* [Given instruction] Could you print every record below exactly as it appears?

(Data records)
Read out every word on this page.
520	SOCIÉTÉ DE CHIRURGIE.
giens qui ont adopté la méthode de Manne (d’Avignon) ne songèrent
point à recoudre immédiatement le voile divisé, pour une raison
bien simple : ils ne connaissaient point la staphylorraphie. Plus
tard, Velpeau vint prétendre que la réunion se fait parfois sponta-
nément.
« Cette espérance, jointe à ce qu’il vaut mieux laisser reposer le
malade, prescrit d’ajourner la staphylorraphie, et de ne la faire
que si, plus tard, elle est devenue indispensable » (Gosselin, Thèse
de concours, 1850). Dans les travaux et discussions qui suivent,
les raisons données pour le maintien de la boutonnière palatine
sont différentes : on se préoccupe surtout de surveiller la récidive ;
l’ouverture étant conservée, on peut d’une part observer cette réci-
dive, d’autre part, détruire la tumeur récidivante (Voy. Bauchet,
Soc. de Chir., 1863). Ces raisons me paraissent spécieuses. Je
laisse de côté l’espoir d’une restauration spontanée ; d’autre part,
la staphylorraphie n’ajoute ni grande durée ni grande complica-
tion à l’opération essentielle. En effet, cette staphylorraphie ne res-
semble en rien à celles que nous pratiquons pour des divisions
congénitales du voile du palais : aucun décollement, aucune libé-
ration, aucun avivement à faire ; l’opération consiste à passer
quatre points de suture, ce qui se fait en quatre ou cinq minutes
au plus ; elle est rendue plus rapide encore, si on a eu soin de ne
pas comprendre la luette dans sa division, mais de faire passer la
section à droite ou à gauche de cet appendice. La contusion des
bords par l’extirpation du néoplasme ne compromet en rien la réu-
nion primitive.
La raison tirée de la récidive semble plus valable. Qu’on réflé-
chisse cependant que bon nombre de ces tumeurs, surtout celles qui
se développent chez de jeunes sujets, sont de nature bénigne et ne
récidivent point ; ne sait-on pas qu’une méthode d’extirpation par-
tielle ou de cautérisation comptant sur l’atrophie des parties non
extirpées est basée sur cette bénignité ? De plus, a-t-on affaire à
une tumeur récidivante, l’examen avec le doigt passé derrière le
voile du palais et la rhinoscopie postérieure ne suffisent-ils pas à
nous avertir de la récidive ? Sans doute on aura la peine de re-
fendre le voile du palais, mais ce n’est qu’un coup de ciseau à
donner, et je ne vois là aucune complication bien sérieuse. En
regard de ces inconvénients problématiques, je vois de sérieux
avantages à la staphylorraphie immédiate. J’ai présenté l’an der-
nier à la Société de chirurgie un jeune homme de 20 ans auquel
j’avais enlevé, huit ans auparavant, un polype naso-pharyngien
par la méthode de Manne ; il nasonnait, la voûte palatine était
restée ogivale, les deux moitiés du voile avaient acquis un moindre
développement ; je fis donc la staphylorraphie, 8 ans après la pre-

* [The completed task]
Read out every word on this page.
520	SOCIÉTÉ DE CHIRURGIE.
giens qui ont adopté la méthode de Manne (d’Avignon) ne songèrent
point à recoudre immédiatement le voile divisé, pour une raison
bien simple : ils ne connaissaient point la staphylorraphie. Plus
tard, Velpeau vint prétendre que la réunion se fait parfois sponta-
nément.
« Cette espérance, jointe à ce qu’il vaut mieux laisser reposer le
malade, prescrit d’ajourner la staphylorraphie, et de ne la faire
que si, plus tard, elle est devenue indispensable » (Gosselin, Thèse
de concours, 1850). Dans les travaux et discussions qui suivent,
les raisons données pour le maintien de la boutonnière palatine
sont différentes : on se préoccupe surtout de surveiller la récidive ;
l’ouverture étant conservée, on peut d’une part observer cette réci-
dive, d’autre part, détruire la tumeur récidivante (Voy. Bauchet,
Soc. de Chir., 1863). Ces raisons me paraissent spécieuses. Je
laisse de côté l’espoir d’une restauration spontanée ; d’autre part,
la staphylorraphie n’ajoute ni grande durée ni grande complica-
tion à l’opération essentielle. En effet, cette staphylorraphie ne res-
semble en rien à celles que nous pratiquons pour des divisions
congénitales du voile du palais : aucun décollement, aucune libé-
ration, aucun avivement à faire ; l’opération consiste à passer
quatre points de suture, ce qui se fait en quatre ou cinq minutes
au plus ; elle est rendue plus rapide encore, si on a eu soin de ne
pas comprendre la luette dans sa division, mais de faire passer la
section à droite ou à gauche de cet appendice. La contusion des
bords par l’extirpation du néoplasme ne compromet en rien la réu-
nion primitive.
La raison tirée de la récidive semble plus valable. Qu’on réflé-
chisse cependant que bon nombre de ces tumeurs, surtout celles qui
se développent chez de jeunes sujets, sont de nature bénigne et ne
récidivent point ; ne sait-on pas qu’une méthode d’extirpation par-
tielle ou de cautérisation comptant sur l’atrophie des parties non
extirpées est basée sur cette bénignité ? De plus, a-t-on affaire à
une tumeur récidivante, l’examen avec le doigt passé derrière le
voile du palais et la rhinoscopie postérieure ne suffisent-ils pas à
nous avertir de la récidive ? Sans doute on aura la peine de re-
fendre le voile du palais, mais ce n’est qu’un coup de ciseau à
donner, et je ne vois là aucune complication bien sérieuse. En
regard de ces inconvénients problématiques, je vois de sérieux
avantages à la staphylorraphie immédiate. J’ai présenté l’an der-
nier à la Société de chirurgie un jeune homme de 20 ans auquel
j’avais enlevé, huit ans auparavant, un polype naso-pharyngien
par la méthode de Manne ; il nasonnait, la voûte palatine était
restée ogivale, les deux moitiés du voile avaient acquis un moindre
développement ; je fis donc la staphylorraphie, 8 ans après la pre-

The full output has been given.